** BEGIN **

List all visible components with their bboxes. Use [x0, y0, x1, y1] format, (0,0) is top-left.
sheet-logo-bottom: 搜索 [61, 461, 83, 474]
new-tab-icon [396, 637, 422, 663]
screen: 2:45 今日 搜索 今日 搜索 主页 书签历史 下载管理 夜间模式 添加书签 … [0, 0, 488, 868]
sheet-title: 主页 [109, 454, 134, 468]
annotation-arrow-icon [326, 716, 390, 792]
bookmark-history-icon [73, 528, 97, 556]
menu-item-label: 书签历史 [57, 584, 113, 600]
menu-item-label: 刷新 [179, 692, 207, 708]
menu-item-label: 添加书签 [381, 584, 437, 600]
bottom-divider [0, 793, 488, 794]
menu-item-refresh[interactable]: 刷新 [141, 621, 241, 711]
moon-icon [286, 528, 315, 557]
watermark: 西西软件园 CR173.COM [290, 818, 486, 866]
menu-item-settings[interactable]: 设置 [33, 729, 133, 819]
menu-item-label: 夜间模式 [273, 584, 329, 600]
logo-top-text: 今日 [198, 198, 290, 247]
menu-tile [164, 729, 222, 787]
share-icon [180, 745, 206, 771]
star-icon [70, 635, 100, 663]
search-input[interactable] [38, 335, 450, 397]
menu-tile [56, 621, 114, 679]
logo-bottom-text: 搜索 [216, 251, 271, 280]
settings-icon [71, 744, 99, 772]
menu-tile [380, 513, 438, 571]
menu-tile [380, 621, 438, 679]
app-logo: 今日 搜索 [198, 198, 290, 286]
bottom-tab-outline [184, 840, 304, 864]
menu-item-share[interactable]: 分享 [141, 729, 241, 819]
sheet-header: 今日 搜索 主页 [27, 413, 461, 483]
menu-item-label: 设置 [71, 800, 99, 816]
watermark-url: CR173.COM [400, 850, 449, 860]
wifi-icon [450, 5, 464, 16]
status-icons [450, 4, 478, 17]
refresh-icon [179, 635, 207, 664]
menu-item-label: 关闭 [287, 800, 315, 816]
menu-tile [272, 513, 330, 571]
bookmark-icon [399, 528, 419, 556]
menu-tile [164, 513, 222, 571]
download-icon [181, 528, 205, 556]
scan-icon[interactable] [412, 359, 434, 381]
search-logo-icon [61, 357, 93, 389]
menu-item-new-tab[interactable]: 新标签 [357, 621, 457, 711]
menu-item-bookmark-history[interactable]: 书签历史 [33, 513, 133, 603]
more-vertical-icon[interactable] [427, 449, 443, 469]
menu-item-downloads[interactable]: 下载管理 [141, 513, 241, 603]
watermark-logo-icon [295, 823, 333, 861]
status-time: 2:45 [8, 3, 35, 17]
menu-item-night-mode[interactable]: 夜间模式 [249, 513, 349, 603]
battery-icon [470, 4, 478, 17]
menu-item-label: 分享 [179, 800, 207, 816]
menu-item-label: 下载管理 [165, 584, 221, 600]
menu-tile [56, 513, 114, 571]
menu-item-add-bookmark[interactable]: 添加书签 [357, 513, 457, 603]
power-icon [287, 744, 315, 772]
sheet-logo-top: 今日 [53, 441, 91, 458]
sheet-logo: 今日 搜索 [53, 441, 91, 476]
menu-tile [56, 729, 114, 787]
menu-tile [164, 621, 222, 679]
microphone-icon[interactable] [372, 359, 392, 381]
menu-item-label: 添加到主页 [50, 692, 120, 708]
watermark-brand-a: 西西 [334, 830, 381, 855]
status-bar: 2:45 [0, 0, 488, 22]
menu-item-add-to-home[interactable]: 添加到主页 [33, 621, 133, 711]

** END **

Task goal:
Reproduce the listing above line for line, with no changes.

The output:
List all visible components with their bboxes. Use [x0, y0, x1, y1] format, (0,0) is top-left.
sheet-logo-bottom: 搜索 [61, 461, 83, 474]
new-tab-icon [396, 637, 422, 663]
screen: 2:45 今日 搜索 今日 搜索 主页 书签历史 下载管理 夜间模式 添加书签 … [0, 0, 488, 868]
sheet-title: 主页 [109, 454, 134, 468]
annotation-arrow-icon [326, 716, 390, 792]
bookmark-history-icon [73, 528, 97, 556]
menu-item-label: 书签历史 [57, 584, 113, 600]
menu-item-label: 刷新 [179, 692, 207, 708]
menu-item-label: 添加书签 [381, 584, 437, 600]
bottom-divider [0, 793, 488, 794]
menu-item-refresh[interactable]: 刷新 [141, 621, 241, 711]
moon-icon [286, 528, 315, 557]
watermark: 西西软件园 CR173.COM [290, 818, 486, 866]
menu-item-settings[interactable]: 设置 [33, 729, 133, 819]
menu-item-label: 夜间模式 [273, 584, 329, 600]
logo-top-text: 今日 [198, 198, 290, 247]
menu-tile [164, 729, 222, 787]
share-icon [180, 745, 206, 771]
star-icon [70, 635, 100, 663]
search-input[interactable] [38, 335, 450, 397]
menu-tile [56, 621, 114, 679]
logo-bottom-text: 搜索 [216, 251, 271, 280]
settings-icon [71, 744, 99, 772]
menu-tile [380, 513, 438, 571]
menu-tile [380, 621, 438, 679]
app-logo: 今日 搜索 [198, 198, 290, 286]
bottom-tab-outline [184, 840, 304, 864]
menu-item-share[interactable]: 分享 [141, 729, 241, 819]
sheet-header: 今日 搜索 主页 [27, 413, 461, 483]
menu-item-label: 设置 [71, 800, 99, 816]
watermark-url: CR173.COM [400, 850, 449, 860]
wifi-icon [450, 5, 464, 16]
status-icons [450, 4, 478, 17]
refresh-icon [179, 635, 207, 664]
menu-item-label: 关闭 [287, 800, 315, 816]
menu-tile [272, 513, 330, 571]
bookmark-icon [399, 528, 419, 556]
menu-tile [164, 513, 222, 571]
download-icon [181, 528, 205, 556]
scan-icon[interactable] [412, 359, 434, 381]
search-logo-icon [61, 357, 93, 389]
menu-item-new-tab[interactable]: 新标签 [357, 621, 457, 711]
menu-item-bookmark-history[interactable]: 书签历史 [33, 513, 133, 603]
more-vertical-icon[interactable] [427, 449, 443, 469]
menu-item-downloads[interactable]: 下载管理 [141, 513, 241, 603]
watermark-logo-icon [295, 823, 333, 861]
status-time: 2:45 [8, 3, 35, 17]
menu-item-night-mode[interactable]: 夜间模式 [249, 513, 349, 603]
battery-icon [470, 4, 478, 17]
menu-item-label: 分享 [179, 800, 207, 816]
menu-item-label: 下载管理 [165, 584, 221, 600]
menu-tile [56, 513, 114, 571]
menu-item-add-bookmark[interactable]: 添加书签 [357, 513, 457, 603]
power-icon [287, 744, 315, 772]
sheet-logo-top: 今日 [53, 441, 91, 458]
sheet-logo: 今日 搜索 [53, 441, 91, 476]
menu-tile [56, 729, 114, 787]
menu-tile [164, 621, 222, 679]
microphone-icon[interactable] [372, 359, 392, 381]
menu-item-label: 添加到主页 [50, 692, 120, 708]
watermark-brand-a: 西西 [334, 830, 381, 855]
status-bar: 2:45 [0, 0, 488, 22]
menu-item-add-to-home[interactable]: 添加到主页 [33, 621, 133, 711]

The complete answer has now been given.